## START

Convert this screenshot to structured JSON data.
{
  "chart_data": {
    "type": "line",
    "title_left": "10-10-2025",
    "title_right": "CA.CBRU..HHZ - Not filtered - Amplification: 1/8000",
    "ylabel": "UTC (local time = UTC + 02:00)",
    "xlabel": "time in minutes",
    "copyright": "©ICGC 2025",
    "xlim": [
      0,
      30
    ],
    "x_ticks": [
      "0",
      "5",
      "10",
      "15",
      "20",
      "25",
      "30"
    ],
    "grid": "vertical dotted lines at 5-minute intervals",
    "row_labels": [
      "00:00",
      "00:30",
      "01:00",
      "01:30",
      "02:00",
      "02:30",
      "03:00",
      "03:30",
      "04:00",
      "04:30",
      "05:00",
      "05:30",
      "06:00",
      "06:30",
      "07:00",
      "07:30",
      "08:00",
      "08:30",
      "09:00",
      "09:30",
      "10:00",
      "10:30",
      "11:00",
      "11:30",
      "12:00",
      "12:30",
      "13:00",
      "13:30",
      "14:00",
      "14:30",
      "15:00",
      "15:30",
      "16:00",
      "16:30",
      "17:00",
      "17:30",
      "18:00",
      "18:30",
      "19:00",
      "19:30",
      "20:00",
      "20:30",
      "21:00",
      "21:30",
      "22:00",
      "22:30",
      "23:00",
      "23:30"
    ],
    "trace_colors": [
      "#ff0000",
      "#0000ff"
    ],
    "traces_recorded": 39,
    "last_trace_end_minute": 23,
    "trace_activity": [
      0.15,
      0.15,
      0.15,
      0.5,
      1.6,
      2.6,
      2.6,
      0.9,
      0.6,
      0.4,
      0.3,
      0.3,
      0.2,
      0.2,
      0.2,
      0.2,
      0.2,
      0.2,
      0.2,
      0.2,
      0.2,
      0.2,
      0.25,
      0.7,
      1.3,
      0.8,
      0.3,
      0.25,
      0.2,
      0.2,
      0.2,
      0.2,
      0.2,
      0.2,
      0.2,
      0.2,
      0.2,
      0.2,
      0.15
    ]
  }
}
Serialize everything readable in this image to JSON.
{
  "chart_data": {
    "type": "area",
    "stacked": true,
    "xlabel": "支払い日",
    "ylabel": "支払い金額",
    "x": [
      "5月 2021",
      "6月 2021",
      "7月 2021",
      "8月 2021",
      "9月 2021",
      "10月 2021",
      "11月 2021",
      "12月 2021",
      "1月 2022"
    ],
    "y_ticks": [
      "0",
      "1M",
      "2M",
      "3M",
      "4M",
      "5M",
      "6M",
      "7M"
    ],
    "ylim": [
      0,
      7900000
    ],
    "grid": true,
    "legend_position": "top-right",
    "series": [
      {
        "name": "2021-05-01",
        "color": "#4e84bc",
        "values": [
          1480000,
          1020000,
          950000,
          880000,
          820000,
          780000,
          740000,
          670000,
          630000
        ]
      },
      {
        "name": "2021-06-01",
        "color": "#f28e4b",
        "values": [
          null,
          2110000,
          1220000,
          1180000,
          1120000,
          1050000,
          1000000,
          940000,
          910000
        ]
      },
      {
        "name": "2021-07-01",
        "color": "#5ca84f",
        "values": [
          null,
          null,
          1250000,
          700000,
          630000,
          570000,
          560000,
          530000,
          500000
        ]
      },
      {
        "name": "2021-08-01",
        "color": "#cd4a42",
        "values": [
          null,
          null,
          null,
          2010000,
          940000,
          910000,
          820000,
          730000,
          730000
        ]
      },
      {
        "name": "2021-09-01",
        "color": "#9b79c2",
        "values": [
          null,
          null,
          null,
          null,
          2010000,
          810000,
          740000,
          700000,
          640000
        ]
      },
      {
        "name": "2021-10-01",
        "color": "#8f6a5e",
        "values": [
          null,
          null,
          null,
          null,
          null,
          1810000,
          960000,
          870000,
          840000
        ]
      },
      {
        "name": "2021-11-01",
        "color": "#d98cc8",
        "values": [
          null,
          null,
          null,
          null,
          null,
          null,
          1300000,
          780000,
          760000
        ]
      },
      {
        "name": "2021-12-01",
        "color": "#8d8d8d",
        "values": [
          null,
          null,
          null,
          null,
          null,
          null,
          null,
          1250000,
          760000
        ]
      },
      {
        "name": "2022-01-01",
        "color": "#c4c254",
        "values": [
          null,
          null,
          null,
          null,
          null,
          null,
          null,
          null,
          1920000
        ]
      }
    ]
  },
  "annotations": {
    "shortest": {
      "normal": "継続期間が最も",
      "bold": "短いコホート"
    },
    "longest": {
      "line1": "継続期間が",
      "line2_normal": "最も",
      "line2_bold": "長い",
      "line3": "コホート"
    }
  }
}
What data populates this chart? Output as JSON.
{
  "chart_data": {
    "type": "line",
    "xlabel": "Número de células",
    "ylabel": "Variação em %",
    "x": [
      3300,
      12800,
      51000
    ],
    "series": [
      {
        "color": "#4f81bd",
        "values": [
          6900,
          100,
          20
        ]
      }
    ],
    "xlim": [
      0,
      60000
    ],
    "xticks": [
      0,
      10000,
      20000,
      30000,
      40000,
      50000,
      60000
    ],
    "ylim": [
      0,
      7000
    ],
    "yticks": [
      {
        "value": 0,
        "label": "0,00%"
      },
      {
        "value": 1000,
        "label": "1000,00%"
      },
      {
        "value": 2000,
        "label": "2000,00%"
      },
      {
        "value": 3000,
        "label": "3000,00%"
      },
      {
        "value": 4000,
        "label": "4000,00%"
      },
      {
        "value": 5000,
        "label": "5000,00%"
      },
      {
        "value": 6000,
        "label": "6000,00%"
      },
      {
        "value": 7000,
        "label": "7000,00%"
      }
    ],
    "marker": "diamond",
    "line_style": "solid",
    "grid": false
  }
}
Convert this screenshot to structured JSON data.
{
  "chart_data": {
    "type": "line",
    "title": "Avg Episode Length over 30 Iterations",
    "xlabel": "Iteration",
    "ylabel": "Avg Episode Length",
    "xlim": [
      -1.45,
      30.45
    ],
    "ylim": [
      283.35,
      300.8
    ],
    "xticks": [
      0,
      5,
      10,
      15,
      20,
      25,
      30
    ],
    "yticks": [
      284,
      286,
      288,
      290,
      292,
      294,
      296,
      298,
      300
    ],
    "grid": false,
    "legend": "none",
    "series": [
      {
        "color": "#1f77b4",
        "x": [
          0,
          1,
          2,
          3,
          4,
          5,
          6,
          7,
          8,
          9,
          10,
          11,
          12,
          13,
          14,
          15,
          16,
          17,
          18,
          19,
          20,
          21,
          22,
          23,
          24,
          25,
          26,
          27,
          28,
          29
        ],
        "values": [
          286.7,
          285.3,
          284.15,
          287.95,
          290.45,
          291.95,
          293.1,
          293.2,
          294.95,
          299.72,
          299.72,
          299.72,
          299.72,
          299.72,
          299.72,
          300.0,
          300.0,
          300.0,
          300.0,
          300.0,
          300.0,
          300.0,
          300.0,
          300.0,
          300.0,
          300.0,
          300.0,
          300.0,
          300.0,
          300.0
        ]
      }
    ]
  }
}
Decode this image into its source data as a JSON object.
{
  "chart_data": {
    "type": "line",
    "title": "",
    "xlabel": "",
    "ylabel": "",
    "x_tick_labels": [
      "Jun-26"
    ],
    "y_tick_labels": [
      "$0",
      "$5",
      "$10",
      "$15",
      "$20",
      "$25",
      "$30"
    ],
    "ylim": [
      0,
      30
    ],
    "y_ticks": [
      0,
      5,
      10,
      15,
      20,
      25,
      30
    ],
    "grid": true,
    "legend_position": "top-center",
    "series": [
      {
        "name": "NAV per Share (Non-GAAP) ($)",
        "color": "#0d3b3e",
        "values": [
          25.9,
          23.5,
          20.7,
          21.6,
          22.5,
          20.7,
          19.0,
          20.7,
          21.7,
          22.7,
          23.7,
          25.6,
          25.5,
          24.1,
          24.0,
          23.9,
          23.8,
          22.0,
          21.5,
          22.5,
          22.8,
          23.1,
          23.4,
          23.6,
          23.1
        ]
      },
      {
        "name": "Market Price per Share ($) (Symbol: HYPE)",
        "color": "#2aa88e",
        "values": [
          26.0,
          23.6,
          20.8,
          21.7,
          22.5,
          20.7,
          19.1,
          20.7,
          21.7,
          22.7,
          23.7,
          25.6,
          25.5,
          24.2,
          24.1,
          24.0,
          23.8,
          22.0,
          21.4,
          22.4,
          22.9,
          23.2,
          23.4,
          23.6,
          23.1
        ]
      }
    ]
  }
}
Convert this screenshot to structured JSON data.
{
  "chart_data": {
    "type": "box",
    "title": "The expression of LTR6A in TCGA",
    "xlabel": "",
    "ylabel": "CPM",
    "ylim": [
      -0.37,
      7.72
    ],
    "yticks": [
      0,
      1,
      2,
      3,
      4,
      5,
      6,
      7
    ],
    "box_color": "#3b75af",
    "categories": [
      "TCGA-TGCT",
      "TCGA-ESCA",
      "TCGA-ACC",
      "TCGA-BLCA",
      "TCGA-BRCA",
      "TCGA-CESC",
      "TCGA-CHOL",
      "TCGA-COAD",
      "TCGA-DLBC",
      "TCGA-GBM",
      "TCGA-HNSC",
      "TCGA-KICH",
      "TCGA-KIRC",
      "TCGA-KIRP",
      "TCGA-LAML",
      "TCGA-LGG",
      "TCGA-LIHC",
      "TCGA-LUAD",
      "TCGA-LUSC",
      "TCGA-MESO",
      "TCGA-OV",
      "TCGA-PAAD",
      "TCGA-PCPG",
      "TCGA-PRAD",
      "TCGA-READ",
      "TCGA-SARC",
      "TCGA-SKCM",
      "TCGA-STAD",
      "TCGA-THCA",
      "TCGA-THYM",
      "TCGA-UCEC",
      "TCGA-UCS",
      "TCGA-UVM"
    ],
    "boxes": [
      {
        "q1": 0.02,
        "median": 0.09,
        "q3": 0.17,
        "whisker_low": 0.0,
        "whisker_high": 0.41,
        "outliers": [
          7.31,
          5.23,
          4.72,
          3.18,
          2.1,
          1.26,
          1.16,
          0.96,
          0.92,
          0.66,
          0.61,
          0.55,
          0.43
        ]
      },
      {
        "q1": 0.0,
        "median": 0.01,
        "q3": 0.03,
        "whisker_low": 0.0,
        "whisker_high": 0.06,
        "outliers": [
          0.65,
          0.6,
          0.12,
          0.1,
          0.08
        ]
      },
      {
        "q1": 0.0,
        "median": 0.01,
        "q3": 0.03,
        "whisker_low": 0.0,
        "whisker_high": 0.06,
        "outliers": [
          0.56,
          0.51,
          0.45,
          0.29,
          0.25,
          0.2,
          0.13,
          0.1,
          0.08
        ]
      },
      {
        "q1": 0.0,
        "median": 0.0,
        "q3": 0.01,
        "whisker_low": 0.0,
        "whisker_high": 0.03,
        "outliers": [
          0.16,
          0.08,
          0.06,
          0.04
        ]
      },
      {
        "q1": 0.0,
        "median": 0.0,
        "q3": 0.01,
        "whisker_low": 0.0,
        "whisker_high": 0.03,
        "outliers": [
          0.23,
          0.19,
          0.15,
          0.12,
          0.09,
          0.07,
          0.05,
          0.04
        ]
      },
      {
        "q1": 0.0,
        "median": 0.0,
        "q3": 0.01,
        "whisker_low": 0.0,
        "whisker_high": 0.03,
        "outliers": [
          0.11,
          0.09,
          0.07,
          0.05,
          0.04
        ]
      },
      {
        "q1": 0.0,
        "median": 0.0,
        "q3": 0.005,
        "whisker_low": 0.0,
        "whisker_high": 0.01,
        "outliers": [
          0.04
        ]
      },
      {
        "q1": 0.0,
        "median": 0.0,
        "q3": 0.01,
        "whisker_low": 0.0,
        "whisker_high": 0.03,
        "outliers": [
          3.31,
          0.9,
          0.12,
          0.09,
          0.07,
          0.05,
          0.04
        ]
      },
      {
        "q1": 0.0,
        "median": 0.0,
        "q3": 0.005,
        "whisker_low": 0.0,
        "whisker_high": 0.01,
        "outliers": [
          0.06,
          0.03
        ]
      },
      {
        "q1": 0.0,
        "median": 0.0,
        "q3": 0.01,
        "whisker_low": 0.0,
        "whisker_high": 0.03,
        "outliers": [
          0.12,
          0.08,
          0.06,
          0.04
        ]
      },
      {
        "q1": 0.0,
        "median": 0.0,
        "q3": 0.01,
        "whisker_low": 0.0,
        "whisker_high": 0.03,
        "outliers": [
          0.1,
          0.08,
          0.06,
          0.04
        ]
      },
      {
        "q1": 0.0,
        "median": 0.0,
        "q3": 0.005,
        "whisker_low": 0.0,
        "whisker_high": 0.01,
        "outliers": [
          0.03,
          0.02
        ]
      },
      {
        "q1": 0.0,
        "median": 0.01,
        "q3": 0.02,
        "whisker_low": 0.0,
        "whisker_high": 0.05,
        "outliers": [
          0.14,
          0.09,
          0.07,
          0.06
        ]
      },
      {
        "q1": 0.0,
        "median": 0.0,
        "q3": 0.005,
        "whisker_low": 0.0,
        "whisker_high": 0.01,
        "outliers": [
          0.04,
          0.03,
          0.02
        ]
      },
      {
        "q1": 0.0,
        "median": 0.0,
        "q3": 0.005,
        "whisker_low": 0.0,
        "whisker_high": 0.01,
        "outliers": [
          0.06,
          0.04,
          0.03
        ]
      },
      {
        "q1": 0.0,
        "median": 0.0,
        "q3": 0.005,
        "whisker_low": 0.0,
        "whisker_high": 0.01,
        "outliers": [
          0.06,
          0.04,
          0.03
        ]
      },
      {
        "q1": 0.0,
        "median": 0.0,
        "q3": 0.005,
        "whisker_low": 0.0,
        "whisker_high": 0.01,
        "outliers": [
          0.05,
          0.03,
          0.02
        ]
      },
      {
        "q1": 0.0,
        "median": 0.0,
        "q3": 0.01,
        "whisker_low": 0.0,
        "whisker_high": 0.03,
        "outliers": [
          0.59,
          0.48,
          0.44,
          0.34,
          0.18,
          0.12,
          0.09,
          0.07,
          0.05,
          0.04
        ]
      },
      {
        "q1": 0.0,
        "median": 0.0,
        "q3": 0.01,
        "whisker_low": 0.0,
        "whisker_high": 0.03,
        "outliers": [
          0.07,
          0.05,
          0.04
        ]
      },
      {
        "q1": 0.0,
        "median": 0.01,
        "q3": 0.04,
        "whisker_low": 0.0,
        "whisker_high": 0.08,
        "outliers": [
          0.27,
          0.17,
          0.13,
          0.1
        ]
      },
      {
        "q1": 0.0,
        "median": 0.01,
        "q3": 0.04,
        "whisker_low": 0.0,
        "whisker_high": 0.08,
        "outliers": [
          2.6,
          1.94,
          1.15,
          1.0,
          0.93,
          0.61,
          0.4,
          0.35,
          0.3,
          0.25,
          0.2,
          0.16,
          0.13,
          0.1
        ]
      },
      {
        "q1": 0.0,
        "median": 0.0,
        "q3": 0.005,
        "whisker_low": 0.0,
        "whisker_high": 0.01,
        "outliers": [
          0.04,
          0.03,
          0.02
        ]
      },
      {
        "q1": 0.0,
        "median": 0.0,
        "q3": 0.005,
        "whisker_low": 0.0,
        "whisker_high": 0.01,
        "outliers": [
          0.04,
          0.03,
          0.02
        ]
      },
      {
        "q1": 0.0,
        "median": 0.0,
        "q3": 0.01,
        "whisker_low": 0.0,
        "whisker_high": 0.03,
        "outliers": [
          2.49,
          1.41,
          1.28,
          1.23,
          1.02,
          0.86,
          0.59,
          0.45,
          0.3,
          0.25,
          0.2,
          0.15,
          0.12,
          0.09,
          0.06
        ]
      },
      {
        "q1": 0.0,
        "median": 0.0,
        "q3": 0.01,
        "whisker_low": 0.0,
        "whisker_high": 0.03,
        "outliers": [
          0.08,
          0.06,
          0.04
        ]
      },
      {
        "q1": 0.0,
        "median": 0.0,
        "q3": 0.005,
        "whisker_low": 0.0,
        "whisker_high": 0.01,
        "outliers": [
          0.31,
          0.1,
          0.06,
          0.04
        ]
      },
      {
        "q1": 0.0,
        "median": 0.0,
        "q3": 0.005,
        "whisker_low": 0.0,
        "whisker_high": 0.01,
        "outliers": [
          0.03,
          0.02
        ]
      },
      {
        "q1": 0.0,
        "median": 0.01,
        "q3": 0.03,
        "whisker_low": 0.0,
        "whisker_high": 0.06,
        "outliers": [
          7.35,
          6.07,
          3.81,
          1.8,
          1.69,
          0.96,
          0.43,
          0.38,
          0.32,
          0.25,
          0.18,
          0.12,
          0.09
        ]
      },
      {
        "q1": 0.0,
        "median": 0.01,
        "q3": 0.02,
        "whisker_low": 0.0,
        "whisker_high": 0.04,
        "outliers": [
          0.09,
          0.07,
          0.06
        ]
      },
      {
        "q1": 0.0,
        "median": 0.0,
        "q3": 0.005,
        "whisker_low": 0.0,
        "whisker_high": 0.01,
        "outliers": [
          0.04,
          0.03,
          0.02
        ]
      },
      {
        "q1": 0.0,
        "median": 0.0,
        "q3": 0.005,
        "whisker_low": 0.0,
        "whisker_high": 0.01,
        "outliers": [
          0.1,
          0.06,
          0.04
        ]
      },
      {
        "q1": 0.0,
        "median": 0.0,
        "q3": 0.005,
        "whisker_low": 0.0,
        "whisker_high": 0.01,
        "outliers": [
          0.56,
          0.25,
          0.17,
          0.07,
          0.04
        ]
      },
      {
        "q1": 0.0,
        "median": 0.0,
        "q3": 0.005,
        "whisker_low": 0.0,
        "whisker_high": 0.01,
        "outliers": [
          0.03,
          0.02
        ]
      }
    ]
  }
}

## END

▸ **Goal of the exercise**
Determine the number of lines in the entries above where the string "Length" appears. Answer with the number alone.

▸ **In response**
2